JOB >> Find the line that contains "Decode this image". Copy it and every line after it to the end of the material below, exactly, with no pictures.

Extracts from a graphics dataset
>>>

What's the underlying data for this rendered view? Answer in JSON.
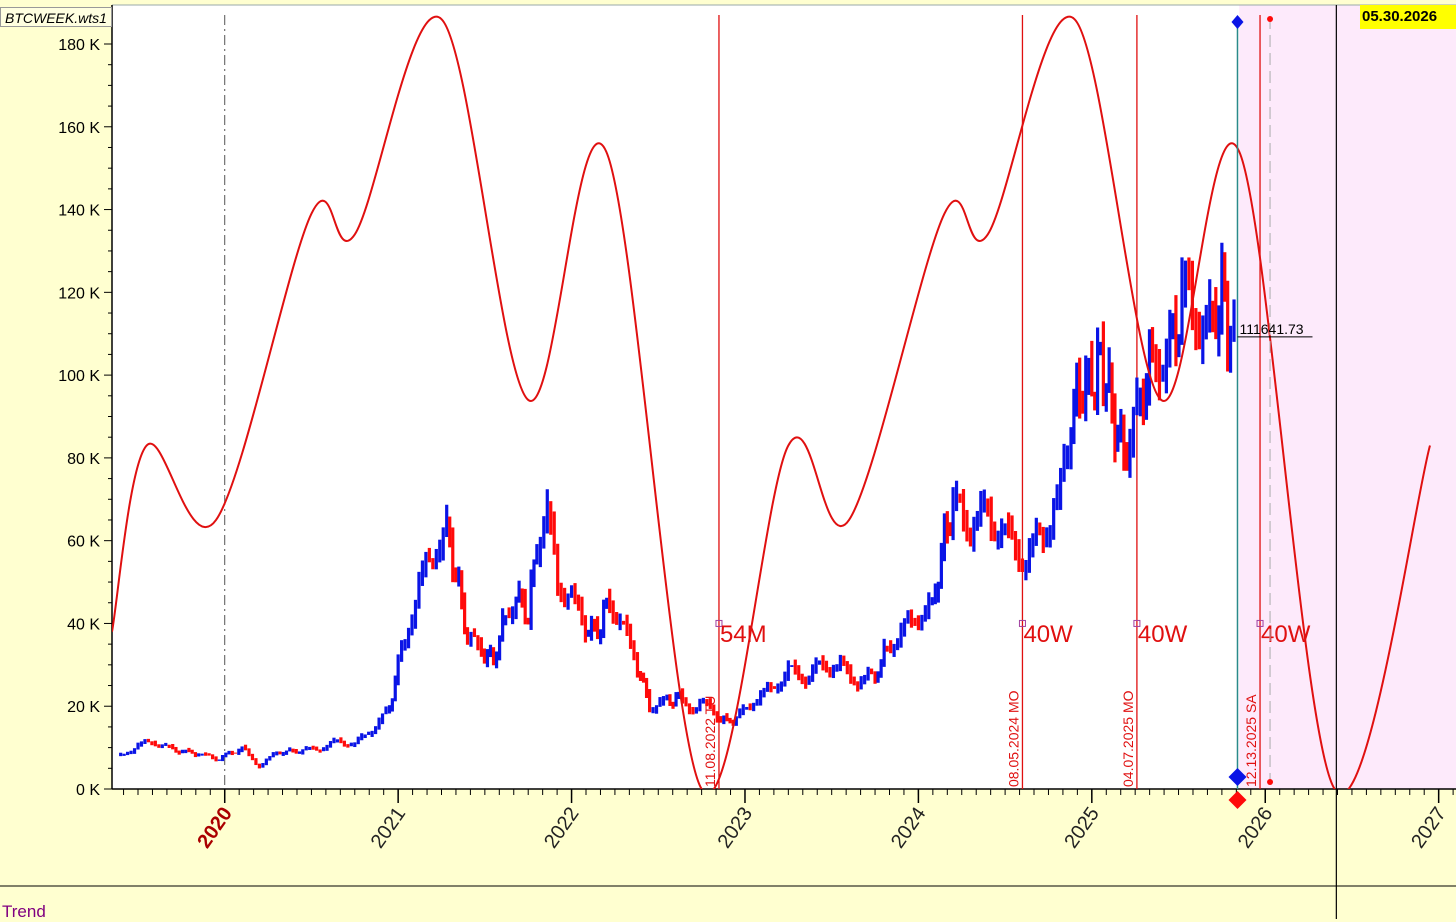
{
  "file_label": "BTCWEEK.wts1",
  "cursor_date": "05.30.2026",
  "panel_title": "Trend",
  "last_price_label": "111641.73",
  "colors": {
    "up_bar": "#0a14e6",
    "down_bar": "#ff0a0a",
    "cycle_line": "#e01010",
    "future_shade": "#fdeafb",
    "background": "#ffffd0",
    "plot_bg": "#ffffff",
    "cursor_highlight": "#ffff00",
    "teal_line": "#2a8a8a"
  },
  "chart_data": {
    "type": "line",
    "title": "",
    "ylabel": "",
    "ylim": [
      0,
      180000
    ],
    "y_ticks": [
      "0 K",
      "20 K",
      "40 K",
      "60 K",
      "80 K",
      "100 K",
      "120 K",
      "140 K",
      "160 K",
      "180 K"
    ],
    "x_ticks": [
      {
        "label": "2020",
        "year": 2020,
        "highlight": true
      },
      {
        "label": "2021",
        "year": 2021
      },
      {
        "label": "2022",
        "year": 2022
      },
      {
        "label": "2023",
        "year": 2023
      },
      {
        "label": "2024",
        "year": 2024
      },
      {
        "label": "2025",
        "year": 2025
      },
      {
        "label": "2026",
        "year": 2026
      },
      {
        "label": "2027",
        "year": 2027
      }
    ],
    "xlim_years": [
      2019.35,
      2027.1
    ],
    "price_series": {
      "name": "",
      "points": [
        [
          2019.4,
          8000
        ],
        [
          2019.5,
          10500
        ],
        [
          2019.58,
          11500
        ],
        [
          2019.7,
          9500
        ],
        [
          2019.85,
          8500
        ],
        [
          2019.95,
          7200
        ],
        [
          2020.1,
          9800
        ],
        [
          2020.2,
          5500
        ],
        [
          2020.3,
          8800
        ],
        [
          2020.45,
          9300
        ],
        [
          2020.55,
          9800
        ],
        [
          2020.65,
          11500
        ],
        [
          2020.75,
          10800
        ],
        [
          2020.85,
          14500
        ],
        [
          2020.95,
          19000
        ],
        [
          2021.0,
          30000
        ],
        [
          2021.1,
          46000
        ],
        [
          2021.2,
          58000
        ],
        [
          2021.28,
          62000
        ],
        [
          2021.35,
          49000
        ],
        [
          2021.4,
          36000
        ],
        [
          2021.48,
          33500
        ],
        [
          2021.55,
          31000
        ],
        [
          2021.62,
          42000
        ],
        [
          2021.68,
          47000
        ],
        [
          2021.75,
          42000
        ],
        [
          2021.8,
          60000
        ],
        [
          2021.86,
          66000
        ],
        [
          2021.92,
          50000
        ],
        [
          2022.0,
          46000
        ],
        [
          2022.08,
          39000
        ],
        [
          2022.15,
          38000
        ],
        [
          2022.22,
          46000
        ],
        [
          2022.3,
          38500
        ],
        [
          2022.38,
          30000
        ],
        [
          2022.45,
          20000
        ],
        [
          2022.55,
          21000
        ],
        [
          2022.62,
          22000
        ],
        [
          2022.7,
          19500
        ],
        [
          2022.8,
          20500
        ],
        [
          2022.86,
          16500
        ],
        [
          2022.95,
          16800
        ],
        [
          2023.05,
          21500
        ],
        [
          2023.15,
          24000
        ],
        [
          2023.25,
          28500
        ],
        [
          2023.35,
          27000
        ],
        [
          2023.45,
          30000
        ],
        [
          2023.55,
          29500
        ],
        [
          2023.65,
          26000
        ],
        [
          2023.75,
          27000
        ],
        [
          2023.82,
          34500
        ],
        [
          2023.9,
          37500
        ],
        [
          2024.0,
          42500
        ],
        [
          2024.08,
          43500
        ],
        [
          2024.15,
          61000
        ],
        [
          2024.2,
          68000
        ],
        [
          2024.3,
          64000
        ],
        [
          2024.4,
          66500
        ],
        [
          2024.5,
          61000
        ],
        [
          2024.58,
          58000
        ],
        [
          2024.62,
          54000
        ],
        [
          2024.7,
          62000
        ],
        [
          2024.8,
          67000
        ],
        [
          2024.88,
          90000
        ],
        [
          2024.93,
          97000
        ],
        [
          2025.0,
          98000
        ],
        [
          2025.05,
          104000
        ],
        [
          2025.1,
          96000
        ],
        [
          2025.15,
          84000
        ],
        [
          2025.22,
          82000
        ],
        [
          2025.28,
          94000
        ],
        [
          2025.35,
          104000
        ],
        [
          2025.45,
          106000
        ],
        [
          2025.52,
          118000
        ],
        [
          2025.6,
          116000
        ],
        [
          2025.68,
          111000
        ],
        [
          2025.75,
          120000
        ],
        [
          2025.8,
          108000
        ],
        [
          2025.84,
          111641.73
        ]
      ]
    },
    "cycle_series": {
      "name": "",
      "points": [
        [
          2019.35,
          38000
        ],
        [
          2019.55,
          83000
        ],
        [
          2019.95,
          65000
        ],
        [
          2020.5,
          139000
        ],
        [
          2020.75,
          134000
        ],
        [
          2021.25,
          186000
        ],
        [
          2021.75,
          94000
        ],
        [
          2022.2,
          154000
        ],
        [
          2022.75,
          0
        ],
        [
          2023.25,
          83000
        ],
        [
          2023.6,
          65000
        ],
        [
          2024.15,
          139000
        ],
        [
          2024.4,
          134000
        ],
        [
          2024.9,
          186000
        ],
        [
          2025.4,
          94000
        ],
        [
          2025.85,
          154000
        ],
        [
          2026.4,
          0
        ],
        [
          2026.95,
          83000
        ]
      ]
    },
    "cycle_markers": [
      {
        "label": "54M",
        "year": 2022.85,
        "date_label": "11.08.2022 TU"
      },
      {
        "label": "40W",
        "year": 2024.6,
        "date_label": "08.05.2024 MO"
      },
      {
        "label": "40W",
        "year": 2025.26,
        "date_label": "04.07.2025 MO"
      },
      {
        "label": "40W",
        "year": 2025.97,
        "date_label": "12.13.2025 SA"
      }
    ],
    "today_line_year": 2025.84,
    "future_shade_start_year": 2025.85,
    "cursor_line_year": 2026.41,
    "grid": false,
    "legend": "none"
  }
}
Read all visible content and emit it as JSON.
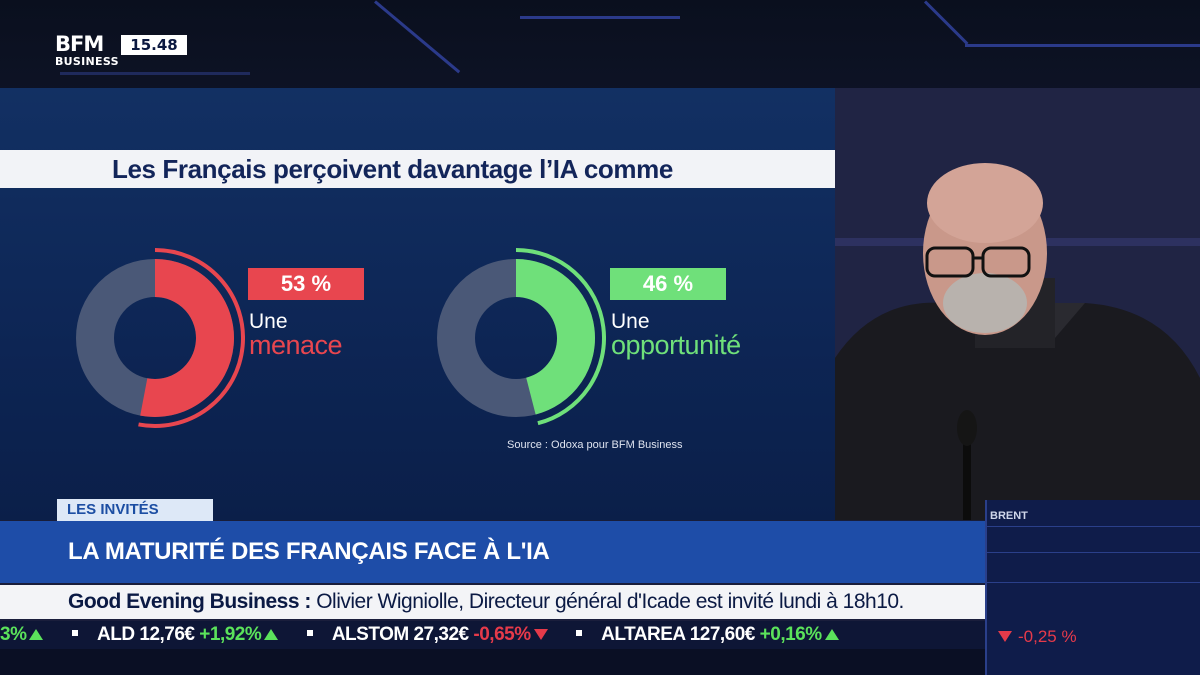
{
  "branding": {
    "logo_top": "BFM",
    "logo_bottom": "BUSINESS",
    "clock": "15.48"
  },
  "graphic": {
    "title": "Les Français perçoivent davantage l’IA comme",
    "left": {
      "percent_label": "53 %",
      "percent": 53,
      "label_small": "Une",
      "label_big": "menace",
      "color": "#e8464f"
    },
    "right": {
      "percent_label": "46 %",
      "percent": 46,
      "label_small": "Une",
      "label_big": "opportunité",
      "color": "#6fe07a"
    },
    "source": "Source : Odoxa pour BFM Business",
    "base_color": "#4a5877"
  },
  "lower_third": {
    "tag": "LES INVITÉS",
    "headline": "LA MATURITÉ DES FRANÇAIS FACE À L'IA",
    "ticker_show": "Good Evening Business :",
    "ticker_message": "Olivier Wigniolle, Directeur général d'Icade est invité lundi à 18h10."
  },
  "stocks": [
    {
      "name": "",
      "value": "",
      "change": "3%",
      "dir": "up"
    },
    {
      "name": "ALD",
      "value": "12,76€",
      "change": "+1,92%",
      "dir": "up"
    },
    {
      "name": "ALSTOM",
      "value": "27,32€",
      "change": "-0,65%",
      "dir": "down"
    },
    {
      "name": "ALTAREA",
      "value": "127,60€",
      "change": "+0,16%",
      "dir": "up"
    }
  ],
  "side": {
    "label": "BRENT",
    "value": "-0,25 %"
  }
}
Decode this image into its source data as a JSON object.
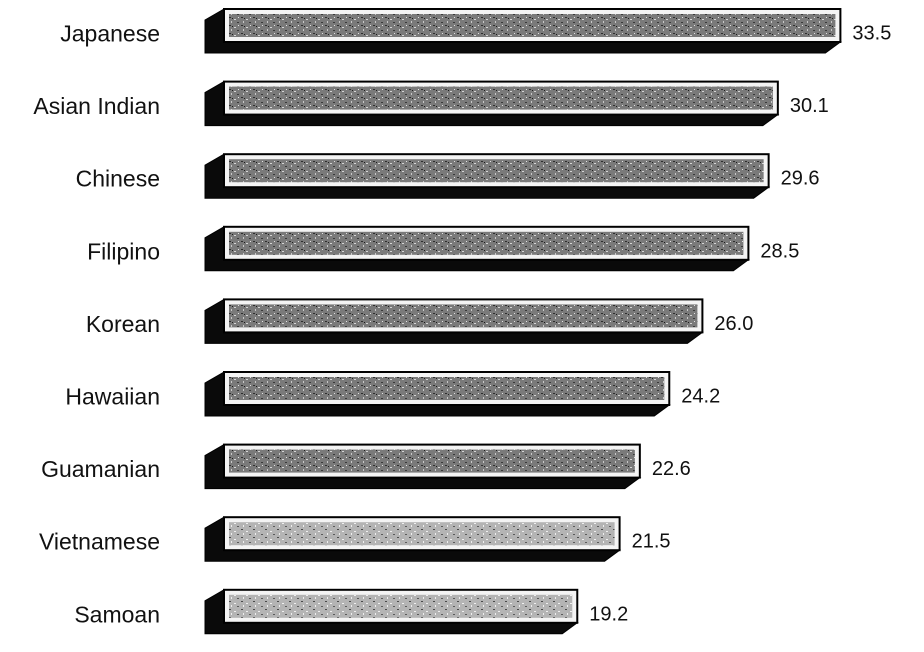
{
  "chart_data": {
    "type": "bar",
    "orientation": "horizontal",
    "categories": [
      "Japanese",
      "Asian Indian",
      "Chinese",
      "Filipino",
      "Korean",
      "Hawaiian",
      "Guamanian",
      "Vietnamese",
      "Samoan"
    ],
    "values": [
      33.5,
      30.1,
      29.6,
      28.5,
      26.0,
      24.2,
      22.6,
      21.5,
      19.2
    ],
    "value_labels": [
      "33.5",
      "30.1",
      "29.6",
      "28.5",
      "26.0",
      "24.2",
      "22.6",
      "21.5",
      "19.2"
    ],
    "title": "",
    "xlabel": "",
    "ylabel": "",
    "grid": false,
    "legend": "none",
    "style": "3d-shaded-bars"
  },
  "colors": {
    "bar_fill": "#6e6e6e",
    "bar_face_light": "#f4f4f4",
    "bar_shadow": "#0a0a0a",
    "bar_outline": "#000000",
    "text": "#111111"
  }
}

<<<

WRITTEN ANSWER >>
Decode this image into its source data as a JSON object.
{
  "chart_data": {
    "type": "bar",
    "orientation": "horizontal",
    "categories": [
      "Japanese",
      "Asian Indian",
      "Chinese",
      "Filipino",
      "Korean",
      "Hawaiian",
      "Guamanian",
      "Vietnamese",
      "Samoan"
    ],
    "values": [
      33.5,
      30.1,
      29.6,
      28.5,
      26.0,
      24.2,
      22.6,
      21.5,
      19.2
    ],
    "value_labels": [
      "33.5",
      "30.1",
      "29.6",
      "28.5",
      "26.0",
      "24.2",
      "22.6",
      "21.5",
      "19.2"
    ],
    "title": "",
    "xlabel": "",
    "ylabel": "",
    "grid": false,
    "legend": "none",
    "style": "3d-shaded-bars"
  },
  "colors": {
    "bar_fill": "#6e6e6e",
    "bar_face_light": "#f4f4f4",
    "bar_shadow": "#0a0a0a",
    "bar_outline": "#000000",
    "text": "#111111"
  }
}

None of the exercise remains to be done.